++++ RECORDS FOR THE EXERCISE ++++

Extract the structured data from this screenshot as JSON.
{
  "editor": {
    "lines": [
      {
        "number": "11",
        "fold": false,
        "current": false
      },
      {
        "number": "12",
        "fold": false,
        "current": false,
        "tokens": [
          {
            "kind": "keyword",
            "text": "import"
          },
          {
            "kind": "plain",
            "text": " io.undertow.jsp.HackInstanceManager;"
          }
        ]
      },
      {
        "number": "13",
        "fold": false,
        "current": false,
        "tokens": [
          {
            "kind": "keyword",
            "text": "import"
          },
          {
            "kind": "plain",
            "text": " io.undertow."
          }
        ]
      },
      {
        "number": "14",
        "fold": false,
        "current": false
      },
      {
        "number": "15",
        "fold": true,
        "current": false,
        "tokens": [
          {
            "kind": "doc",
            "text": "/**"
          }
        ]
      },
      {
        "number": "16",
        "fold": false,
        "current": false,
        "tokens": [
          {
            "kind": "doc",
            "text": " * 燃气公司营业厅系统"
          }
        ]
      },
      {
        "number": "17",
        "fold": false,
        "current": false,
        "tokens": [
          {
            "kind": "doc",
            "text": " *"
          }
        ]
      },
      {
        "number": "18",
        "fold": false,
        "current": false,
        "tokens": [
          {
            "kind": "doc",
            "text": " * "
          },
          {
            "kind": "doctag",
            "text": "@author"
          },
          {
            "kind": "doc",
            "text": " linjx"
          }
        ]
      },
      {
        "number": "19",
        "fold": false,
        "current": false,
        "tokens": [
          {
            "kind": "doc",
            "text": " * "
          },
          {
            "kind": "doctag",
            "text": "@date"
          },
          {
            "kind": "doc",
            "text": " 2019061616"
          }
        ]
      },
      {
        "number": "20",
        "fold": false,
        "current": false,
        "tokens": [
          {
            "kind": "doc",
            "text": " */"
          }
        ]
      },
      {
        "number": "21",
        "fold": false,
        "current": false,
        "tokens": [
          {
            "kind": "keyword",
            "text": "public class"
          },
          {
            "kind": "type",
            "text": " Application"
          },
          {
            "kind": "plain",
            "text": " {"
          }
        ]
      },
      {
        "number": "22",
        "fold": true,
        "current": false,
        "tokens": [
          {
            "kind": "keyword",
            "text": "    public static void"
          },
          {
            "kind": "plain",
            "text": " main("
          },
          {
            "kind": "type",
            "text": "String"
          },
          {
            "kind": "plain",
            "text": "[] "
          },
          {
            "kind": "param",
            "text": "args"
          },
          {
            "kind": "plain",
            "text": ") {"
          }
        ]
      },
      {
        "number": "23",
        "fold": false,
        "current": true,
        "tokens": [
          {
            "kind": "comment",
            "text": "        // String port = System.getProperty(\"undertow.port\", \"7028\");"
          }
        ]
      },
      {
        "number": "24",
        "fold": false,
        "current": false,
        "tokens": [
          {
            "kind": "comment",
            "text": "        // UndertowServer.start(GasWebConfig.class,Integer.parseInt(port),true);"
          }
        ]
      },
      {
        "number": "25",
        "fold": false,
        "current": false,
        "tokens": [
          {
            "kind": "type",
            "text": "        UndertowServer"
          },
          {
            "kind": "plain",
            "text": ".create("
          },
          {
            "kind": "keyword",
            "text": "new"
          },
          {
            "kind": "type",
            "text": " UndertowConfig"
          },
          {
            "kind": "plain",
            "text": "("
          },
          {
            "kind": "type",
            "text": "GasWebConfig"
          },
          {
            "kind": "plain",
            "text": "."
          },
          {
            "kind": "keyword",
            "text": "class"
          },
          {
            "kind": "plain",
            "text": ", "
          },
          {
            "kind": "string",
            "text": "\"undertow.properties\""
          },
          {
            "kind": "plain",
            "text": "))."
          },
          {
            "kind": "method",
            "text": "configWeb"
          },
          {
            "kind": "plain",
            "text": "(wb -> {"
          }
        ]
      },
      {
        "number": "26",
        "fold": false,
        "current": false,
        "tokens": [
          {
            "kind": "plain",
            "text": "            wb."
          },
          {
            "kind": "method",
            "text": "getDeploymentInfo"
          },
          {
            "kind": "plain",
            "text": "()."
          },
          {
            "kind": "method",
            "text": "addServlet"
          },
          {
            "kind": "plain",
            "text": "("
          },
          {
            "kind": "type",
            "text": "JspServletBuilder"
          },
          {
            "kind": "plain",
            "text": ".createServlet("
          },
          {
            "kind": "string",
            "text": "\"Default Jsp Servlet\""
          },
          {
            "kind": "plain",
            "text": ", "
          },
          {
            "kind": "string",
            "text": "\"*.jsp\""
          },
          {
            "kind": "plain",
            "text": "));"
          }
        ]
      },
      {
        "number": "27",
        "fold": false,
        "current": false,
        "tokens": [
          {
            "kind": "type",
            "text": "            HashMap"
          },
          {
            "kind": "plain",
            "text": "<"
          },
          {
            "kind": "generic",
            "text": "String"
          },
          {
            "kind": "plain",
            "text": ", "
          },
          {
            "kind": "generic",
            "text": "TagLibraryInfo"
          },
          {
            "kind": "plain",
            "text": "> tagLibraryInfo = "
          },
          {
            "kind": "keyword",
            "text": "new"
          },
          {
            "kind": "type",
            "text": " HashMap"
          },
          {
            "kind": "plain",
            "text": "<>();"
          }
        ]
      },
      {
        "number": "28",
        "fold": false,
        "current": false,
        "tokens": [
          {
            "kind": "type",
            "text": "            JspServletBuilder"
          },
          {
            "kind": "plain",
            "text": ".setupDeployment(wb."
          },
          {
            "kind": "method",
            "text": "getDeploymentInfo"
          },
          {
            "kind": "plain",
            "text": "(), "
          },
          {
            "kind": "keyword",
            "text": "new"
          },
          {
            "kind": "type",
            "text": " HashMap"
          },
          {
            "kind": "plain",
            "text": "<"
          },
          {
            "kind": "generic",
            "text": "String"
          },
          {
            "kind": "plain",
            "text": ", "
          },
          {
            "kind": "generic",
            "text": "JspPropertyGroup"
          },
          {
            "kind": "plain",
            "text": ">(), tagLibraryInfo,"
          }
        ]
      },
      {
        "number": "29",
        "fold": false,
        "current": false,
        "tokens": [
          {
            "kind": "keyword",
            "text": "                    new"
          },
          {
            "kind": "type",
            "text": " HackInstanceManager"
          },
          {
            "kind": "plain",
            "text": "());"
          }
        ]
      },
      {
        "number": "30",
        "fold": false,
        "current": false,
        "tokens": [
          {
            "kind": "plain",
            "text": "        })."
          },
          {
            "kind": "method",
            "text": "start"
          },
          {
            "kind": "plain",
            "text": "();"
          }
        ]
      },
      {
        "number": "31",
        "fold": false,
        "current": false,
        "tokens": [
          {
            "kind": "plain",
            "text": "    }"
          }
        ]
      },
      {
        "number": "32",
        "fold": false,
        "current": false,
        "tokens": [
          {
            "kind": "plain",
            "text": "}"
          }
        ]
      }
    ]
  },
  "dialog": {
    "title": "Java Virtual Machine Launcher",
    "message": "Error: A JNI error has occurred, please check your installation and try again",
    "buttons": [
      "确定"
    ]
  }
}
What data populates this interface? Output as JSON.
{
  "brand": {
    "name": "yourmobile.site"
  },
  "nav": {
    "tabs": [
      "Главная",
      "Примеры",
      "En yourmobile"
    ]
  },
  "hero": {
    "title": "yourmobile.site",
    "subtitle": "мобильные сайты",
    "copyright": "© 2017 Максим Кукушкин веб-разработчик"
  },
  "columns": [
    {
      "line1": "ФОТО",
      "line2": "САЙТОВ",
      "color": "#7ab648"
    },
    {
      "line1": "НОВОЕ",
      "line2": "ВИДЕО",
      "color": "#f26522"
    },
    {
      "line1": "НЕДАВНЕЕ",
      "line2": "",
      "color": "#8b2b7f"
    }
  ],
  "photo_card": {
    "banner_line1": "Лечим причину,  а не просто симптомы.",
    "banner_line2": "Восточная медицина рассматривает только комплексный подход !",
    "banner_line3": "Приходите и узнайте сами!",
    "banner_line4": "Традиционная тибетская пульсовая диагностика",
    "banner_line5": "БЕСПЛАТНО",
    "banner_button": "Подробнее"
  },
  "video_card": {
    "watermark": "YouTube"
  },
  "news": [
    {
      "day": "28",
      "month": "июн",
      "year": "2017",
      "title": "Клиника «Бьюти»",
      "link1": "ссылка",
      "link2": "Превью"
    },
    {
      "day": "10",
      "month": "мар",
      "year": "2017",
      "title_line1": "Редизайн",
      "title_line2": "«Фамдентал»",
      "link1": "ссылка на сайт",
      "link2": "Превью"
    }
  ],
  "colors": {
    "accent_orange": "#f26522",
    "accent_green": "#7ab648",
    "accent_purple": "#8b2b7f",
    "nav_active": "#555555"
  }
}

++++

_WRITTEN PROBLEM_
Report only how many lines in the entries contain "GasWebConfig".

_THE RESULT_
2